*** Supplied records ***
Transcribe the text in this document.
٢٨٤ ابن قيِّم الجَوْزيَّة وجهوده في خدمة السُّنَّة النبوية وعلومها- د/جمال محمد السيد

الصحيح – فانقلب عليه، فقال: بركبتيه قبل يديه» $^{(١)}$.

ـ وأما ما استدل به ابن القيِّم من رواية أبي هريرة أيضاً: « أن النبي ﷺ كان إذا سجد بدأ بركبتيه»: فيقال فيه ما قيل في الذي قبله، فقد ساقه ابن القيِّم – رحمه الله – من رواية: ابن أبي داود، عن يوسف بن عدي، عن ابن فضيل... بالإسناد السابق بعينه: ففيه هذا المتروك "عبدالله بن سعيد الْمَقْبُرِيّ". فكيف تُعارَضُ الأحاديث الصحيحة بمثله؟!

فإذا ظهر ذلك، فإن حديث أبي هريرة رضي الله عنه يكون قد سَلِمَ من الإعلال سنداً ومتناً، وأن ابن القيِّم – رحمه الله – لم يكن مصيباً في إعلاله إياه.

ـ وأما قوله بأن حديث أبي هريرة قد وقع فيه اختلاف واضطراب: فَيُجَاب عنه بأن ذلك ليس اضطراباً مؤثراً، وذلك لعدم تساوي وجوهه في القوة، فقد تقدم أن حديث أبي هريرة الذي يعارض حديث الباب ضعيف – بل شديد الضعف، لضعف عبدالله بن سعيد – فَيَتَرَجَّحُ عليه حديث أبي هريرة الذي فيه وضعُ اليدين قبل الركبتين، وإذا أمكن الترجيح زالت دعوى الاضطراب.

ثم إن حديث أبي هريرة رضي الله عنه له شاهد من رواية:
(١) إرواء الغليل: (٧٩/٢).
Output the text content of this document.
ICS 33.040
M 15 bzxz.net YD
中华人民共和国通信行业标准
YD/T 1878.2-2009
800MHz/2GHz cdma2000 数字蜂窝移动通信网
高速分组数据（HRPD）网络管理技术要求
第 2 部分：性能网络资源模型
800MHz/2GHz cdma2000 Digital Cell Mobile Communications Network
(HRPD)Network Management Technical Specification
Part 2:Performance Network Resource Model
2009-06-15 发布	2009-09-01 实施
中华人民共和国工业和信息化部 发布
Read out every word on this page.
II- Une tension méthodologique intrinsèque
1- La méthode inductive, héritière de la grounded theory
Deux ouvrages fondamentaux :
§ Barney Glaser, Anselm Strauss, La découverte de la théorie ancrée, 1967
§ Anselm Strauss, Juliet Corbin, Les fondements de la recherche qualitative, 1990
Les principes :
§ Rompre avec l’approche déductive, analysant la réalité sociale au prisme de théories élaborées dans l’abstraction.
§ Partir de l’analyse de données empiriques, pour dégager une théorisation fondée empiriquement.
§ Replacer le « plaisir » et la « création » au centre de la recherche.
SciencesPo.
***
* **What to produce**:
In the entries above, find each line with the word "Strauss" and show it.

* **Solved exercise**:
§ Barney Glaser, Anselm Strauss, La découverte de la théorie ancrée, 1967
§ Anselm Strauss, Juliet Corbin, Les fondements de la recherche qualitative, 1990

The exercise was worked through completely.